[WHAT NEEDS TO BE DONE]: From the listing that follows, extract every line and set it down unaltered.
### DATA EXCERPTS
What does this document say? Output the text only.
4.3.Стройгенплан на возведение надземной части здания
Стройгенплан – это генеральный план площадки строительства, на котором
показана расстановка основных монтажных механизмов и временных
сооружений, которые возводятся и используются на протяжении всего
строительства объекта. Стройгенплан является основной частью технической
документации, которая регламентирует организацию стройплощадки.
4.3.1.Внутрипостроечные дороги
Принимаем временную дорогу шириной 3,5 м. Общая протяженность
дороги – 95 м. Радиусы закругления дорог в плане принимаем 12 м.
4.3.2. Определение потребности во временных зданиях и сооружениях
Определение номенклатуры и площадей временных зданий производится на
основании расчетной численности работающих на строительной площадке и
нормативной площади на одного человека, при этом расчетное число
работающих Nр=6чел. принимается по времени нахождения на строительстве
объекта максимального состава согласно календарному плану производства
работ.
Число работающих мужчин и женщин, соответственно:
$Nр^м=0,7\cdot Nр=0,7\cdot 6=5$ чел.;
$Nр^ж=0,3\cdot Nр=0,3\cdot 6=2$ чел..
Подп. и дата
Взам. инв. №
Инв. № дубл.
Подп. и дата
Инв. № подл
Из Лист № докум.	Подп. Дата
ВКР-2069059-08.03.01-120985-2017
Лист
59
######
[RESPONSE FOR THIS EXERCISE]:
What does this document say? Output the text only.
4.3.Стройгенплан на возведение надземной части здания
Стройгенплан – это генеральный план площадки строительства, на котором
показана расстановка основных монтажных механизмов и временных
сооружений, которые возводятся и используются на протяжении всего
строительства объекта. Стройгенплан является основной частью технической
документации, которая регламентирует организацию стройплощадки.
4.3.1.Внутрипостроечные дороги
Принимаем временную дорогу шириной 3,5 м. Общая протяженность
дороги – 95 м. Радиусы закругления дорог в плане принимаем 12 м.
4.3.2. Определение потребности во временных зданиях и сооружениях
Определение номенклатуры и площадей временных зданий производится на
основании расчетной численности работающих на строительной площадке и
нормативной площади на одного человека, при этом расчетное число
работающих Nр=6чел. принимается по времени нахождения на строительстве
объекта максимального состава согласно календарному плану производства
работ.
Число работающих мужчин и женщин, соответственно:
$Nр^м=0,7\cdot Nр=0,7\cdot 6=5$ чел.;
$Nр^ж=0,3\cdot Nр=0,3\cdot 6=2$ чел..
Подп. и дата
Взам. инв. №
Инв. № дубл.
Подп. и дата
Инв. № подл
Из Лист № докум.	Подп. Дата
ВКР-2069059-08.03.01-120985-2017
Лист
59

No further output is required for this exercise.